START
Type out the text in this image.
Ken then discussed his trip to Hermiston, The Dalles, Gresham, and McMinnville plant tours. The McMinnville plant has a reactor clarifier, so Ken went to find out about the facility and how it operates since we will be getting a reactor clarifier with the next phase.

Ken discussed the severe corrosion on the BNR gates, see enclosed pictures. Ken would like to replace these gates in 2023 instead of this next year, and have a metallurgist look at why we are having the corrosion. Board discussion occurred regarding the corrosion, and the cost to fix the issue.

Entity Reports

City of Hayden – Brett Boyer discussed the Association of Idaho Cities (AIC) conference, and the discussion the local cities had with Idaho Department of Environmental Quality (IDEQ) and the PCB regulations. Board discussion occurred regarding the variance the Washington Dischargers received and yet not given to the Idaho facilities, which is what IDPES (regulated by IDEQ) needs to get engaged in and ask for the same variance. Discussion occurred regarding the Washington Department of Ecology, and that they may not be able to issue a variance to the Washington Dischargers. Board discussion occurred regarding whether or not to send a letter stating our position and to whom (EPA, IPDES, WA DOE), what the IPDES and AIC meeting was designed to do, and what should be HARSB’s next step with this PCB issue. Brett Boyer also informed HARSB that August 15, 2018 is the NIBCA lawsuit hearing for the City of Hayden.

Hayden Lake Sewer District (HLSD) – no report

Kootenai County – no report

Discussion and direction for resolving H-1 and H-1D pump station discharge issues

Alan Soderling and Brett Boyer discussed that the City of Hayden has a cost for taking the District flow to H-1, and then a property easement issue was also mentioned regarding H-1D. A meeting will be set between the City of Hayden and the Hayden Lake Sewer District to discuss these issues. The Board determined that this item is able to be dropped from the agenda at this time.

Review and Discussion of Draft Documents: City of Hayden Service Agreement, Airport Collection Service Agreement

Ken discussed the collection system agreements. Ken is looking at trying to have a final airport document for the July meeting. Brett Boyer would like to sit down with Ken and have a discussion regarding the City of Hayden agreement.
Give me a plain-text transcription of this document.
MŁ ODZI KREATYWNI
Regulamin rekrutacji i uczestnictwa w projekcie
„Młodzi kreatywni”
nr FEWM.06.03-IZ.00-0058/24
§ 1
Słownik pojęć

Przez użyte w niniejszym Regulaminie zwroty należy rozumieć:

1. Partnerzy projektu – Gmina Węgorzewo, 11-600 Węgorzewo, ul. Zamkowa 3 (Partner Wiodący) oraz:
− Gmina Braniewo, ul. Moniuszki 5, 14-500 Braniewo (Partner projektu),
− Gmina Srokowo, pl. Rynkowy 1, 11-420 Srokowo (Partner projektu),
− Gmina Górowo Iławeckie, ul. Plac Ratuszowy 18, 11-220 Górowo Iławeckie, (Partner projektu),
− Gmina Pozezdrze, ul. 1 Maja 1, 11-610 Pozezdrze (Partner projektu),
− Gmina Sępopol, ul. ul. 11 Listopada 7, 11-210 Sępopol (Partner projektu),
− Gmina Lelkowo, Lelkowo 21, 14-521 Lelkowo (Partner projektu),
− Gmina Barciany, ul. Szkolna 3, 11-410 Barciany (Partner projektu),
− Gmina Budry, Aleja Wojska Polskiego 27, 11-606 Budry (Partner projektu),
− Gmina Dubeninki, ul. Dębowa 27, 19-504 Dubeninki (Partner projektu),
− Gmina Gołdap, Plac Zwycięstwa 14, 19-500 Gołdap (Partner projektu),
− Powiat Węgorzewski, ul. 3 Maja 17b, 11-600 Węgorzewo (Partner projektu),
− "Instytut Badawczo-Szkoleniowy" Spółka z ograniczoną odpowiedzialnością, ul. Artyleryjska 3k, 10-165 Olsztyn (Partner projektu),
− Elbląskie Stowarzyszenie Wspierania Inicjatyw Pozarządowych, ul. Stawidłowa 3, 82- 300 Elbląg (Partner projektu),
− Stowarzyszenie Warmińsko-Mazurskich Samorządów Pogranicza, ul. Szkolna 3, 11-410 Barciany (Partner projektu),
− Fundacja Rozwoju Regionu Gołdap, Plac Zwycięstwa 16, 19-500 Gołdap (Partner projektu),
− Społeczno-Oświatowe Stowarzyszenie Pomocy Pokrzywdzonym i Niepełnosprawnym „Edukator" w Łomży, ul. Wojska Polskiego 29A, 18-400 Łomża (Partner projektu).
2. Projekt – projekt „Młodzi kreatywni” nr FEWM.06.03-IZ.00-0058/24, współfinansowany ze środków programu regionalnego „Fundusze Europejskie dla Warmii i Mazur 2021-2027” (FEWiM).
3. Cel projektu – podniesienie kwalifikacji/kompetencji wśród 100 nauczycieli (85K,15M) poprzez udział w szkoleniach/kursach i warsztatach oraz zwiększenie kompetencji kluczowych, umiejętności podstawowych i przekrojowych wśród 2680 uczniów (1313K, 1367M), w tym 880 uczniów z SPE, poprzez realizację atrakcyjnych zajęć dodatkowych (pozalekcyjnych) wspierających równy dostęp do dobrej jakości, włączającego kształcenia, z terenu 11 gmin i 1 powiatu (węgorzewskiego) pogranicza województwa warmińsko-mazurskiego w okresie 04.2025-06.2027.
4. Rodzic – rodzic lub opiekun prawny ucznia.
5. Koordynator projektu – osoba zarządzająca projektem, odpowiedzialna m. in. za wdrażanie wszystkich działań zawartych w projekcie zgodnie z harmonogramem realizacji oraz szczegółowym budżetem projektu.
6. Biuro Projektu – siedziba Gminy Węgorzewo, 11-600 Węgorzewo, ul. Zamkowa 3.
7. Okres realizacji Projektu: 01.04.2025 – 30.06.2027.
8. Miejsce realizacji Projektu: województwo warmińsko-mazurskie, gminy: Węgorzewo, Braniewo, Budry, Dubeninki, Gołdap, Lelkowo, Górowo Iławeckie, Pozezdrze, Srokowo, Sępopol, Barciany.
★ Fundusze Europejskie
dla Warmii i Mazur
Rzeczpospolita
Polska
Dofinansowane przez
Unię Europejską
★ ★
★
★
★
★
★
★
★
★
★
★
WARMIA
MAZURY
END
**AIM**
Output the full listing exactly as it stands.

**EXERCISE RESPONSE**
Type out the text in this image.
Ken then discussed his trip to Hermiston, The Dalles, Gresham, and McMinnville plant tours. The McMinnville plant has a reactor clarifier, so Ken went to find out about the facility and how it operates since we will be getting a reactor clarifier with the next phase.

Ken discussed the severe corrosion on the BNR gates, see enclosed pictures. Ken would like to replace these gates in 2023 instead of this next year, and have a metallurgist look at why we are having the corrosion. Board discussion occurred regarding the corrosion, and the cost to fix the issue.

Entity Reports

City of Hayden – Brett Boyer discussed the Association of Idaho Cities (AIC) conference, and the discussion the local cities had with Idaho Department of Environmental Quality (IDEQ) and the PCB regulations. Board discussion occurred regarding the variance the Washington Dischargers received and yet not given to the Idaho facilities, which is what IDPES (regulated by IDEQ) needs to get engaged in and ask for the same variance. Discussion occurred regarding the Washington Department of Ecology, and that they may not be able to issue a variance to the Washington Dischargers. Board discussion occurred regarding whether or not to send a letter stating our position and to whom (EPA, IPDES, WA DOE), what the IPDES and AIC meeting was designed to do, and what should be HARSB’s next step with this PCB issue. Brett Boyer also informed HARSB that August 15, 2018 is the NIBCA lawsuit hearing for the City of Hayden.

Hayden Lake Sewer District (HLSD) – no report

Kootenai County – no report

Discussion and direction for resolving H-1 and H-1D pump station discharge issues

Alan Soderling and Brett Boyer discussed that the City of Hayden has a cost for taking the District flow to H-1, and then a property easement issue was also mentioned regarding H-1D. A meeting will be set between the City of Hayden and the Hayden Lake Sewer District to discuss these issues. The Board determined that this item is able to be dropped from the agenda at this time.

Review and Discussion of Draft Documents: City of Hayden Service Agreement, Airport Collection Service Agreement

Ken discussed the collection system agreements. Ken is looking at trying to have a final airport document for the July meeting. Brett Boyer would like to sit down with Ken and have a discussion regarding the City of Hayden agreement.
Give me a plain-text transcription of this document.
MŁ ODZI KREATYWNI
Regulamin rekrutacji i uczestnictwa w projekcie
„Młodzi kreatywni”
nr FEWM.06.03-IZ.00-0058/24
§ 1
Słownik pojęć

Przez użyte w niniejszym Regulaminie zwroty należy rozumieć:

1. Partnerzy projektu – Gmina Węgorzewo, 11-600 Węgorzewo, ul. Zamkowa 3 (Partner Wiodący) oraz:
− Gmina Braniewo, ul. Moniuszki 5, 14-500 Braniewo (Partner projektu),
− Gmina Srokowo, pl. Rynkowy 1, 11-420 Srokowo (Partner projektu),
− Gmina Górowo Iławeckie, ul. Plac Ratuszowy 18, 11-220 Górowo Iławeckie, (Partner projektu),
− Gmina Pozezdrze, ul. 1 Maja 1, 11-610 Pozezdrze (Partner projektu),
− Gmina Sępopol, ul. ul. 11 Listopada 7, 11-210 Sępopol (Partner projektu),
− Gmina Lelkowo, Lelkowo 21, 14-521 Lelkowo (Partner projektu),
− Gmina Barciany, ul. Szkolna 3, 11-410 Barciany (Partner projektu),
− Gmina Budry, Aleja Wojska Polskiego 27, 11-606 Budry (Partner projektu),
− Gmina Dubeninki, ul. Dębowa 27, 19-504 Dubeninki (Partner projektu),
− Gmina Gołdap, Plac Zwycięstwa 14, 19-500 Gołdap (Partner projektu),
− Powiat Węgorzewski, ul. 3 Maja 17b, 11-600 Węgorzewo (Partner projektu),
− "Instytut Badawczo-Szkoleniowy" Spółka z ograniczoną odpowiedzialnością, ul. Artyleryjska 3k, 10-165 Olsztyn (Partner projektu),
− Elbląskie Stowarzyszenie Wspierania Inicjatyw Pozarządowych, ul. Stawidłowa 3, 82- 300 Elbląg (Partner projektu),
− Stowarzyszenie Warmińsko-Mazurskich Samorządów Pogranicza, ul. Szkolna 3, 11-410 Barciany (Partner projektu),
− Fundacja Rozwoju Regionu Gołdap, Plac Zwycięstwa 16, 19-500 Gołdap (Partner projektu),
− Społeczno-Oświatowe Stowarzyszenie Pomocy Pokrzywdzonym i Niepełnosprawnym „Edukator" w Łomży, ul. Wojska Polskiego 29A, 18-400 Łomża (Partner projektu).
2. Projekt – projekt „Młodzi kreatywni” nr FEWM.06.03-IZ.00-0058/24, współfinansowany ze środków programu regionalnego „Fundusze Europejskie dla Warmii i Mazur 2021-2027” (FEWiM).
3. Cel projektu – podniesienie kwalifikacji/kompetencji wśród 100 nauczycieli (85K,15M) poprzez udział w szkoleniach/kursach i warsztatach oraz zwiększenie kompetencji kluczowych, umiejętności podstawowych i przekrojowych wśród 2680 uczniów (1313K, 1367M), w tym 880 uczniów z SPE, poprzez realizację atrakcyjnych zajęć dodatkowych (pozalekcyjnych) wspierających równy dostęp do dobrej jakości, włączającego kształcenia, z terenu 11 gmin i 1 powiatu (węgorzewskiego) pogranicza województwa warmińsko-mazurskiego w okresie 04.2025-06.2027.
4. Rodzic – rodzic lub opiekun prawny ucznia.
5. Koordynator projektu – osoba zarządzająca projektem, odpowiedzialna m. in. za wdrażanie wszystkich działań zawartych w projekcie zgodnie z harmonogramem realizacji oraz szczegółowym budżetem projektu.
6. Biuro Projektu – siedziba Gminy Węgorzewo, 11-600 Węgorzewo, ul. Zamkowa 3.
7. Okres realizacji Projektu: 01.04.2025 – 30.06.2027.
8. Miejsce realizacji Projektu: województwo warmińsko-mazurskie, gminy: Węgorzewo, Braniewo, Budry, Dubeninki, Gołdap, Lelkowo, Górowo Iławeckie, Pozezdrze, Srokowo, Sępopol, Barciany.
★ Fundusze Europejskie
dla Warmii i Mazur
Rzeczpospolita
Polska
Dofinansowane przez
Unię Europejską
★ ★
★
★
★
★
★
★
★
★
★
★
WARMIA
MAZURY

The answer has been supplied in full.